Stated exercise — Lines containing the word "tiệm" are the ones to copy from the records below.

::::

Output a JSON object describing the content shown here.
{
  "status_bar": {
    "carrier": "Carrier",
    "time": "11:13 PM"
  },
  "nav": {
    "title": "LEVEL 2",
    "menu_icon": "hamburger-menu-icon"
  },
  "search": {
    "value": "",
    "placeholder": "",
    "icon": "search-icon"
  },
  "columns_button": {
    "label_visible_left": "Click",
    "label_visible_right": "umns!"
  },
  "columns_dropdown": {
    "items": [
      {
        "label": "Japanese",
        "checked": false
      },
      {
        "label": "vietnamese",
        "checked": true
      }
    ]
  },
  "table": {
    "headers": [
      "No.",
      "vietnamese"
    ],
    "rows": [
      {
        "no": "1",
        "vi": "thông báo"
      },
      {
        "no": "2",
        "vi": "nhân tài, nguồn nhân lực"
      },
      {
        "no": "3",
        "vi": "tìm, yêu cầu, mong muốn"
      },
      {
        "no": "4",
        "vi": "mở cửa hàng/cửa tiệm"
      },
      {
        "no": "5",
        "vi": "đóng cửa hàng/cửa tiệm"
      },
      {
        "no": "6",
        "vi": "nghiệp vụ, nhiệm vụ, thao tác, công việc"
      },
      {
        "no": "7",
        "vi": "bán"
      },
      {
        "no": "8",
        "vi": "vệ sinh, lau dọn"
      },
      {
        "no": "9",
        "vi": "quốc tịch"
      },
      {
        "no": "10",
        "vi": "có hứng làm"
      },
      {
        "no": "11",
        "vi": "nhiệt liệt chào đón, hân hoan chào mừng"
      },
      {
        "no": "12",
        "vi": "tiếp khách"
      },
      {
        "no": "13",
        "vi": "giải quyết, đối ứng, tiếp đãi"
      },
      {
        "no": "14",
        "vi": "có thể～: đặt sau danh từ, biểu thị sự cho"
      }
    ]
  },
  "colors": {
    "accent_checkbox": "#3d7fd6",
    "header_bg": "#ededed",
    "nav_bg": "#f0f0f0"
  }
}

::::

Solution for this problem —
        "vi": "mở cửa hàng/cửa tiệm"
        "vi": "đóng cửa hàng/cửa tiệm"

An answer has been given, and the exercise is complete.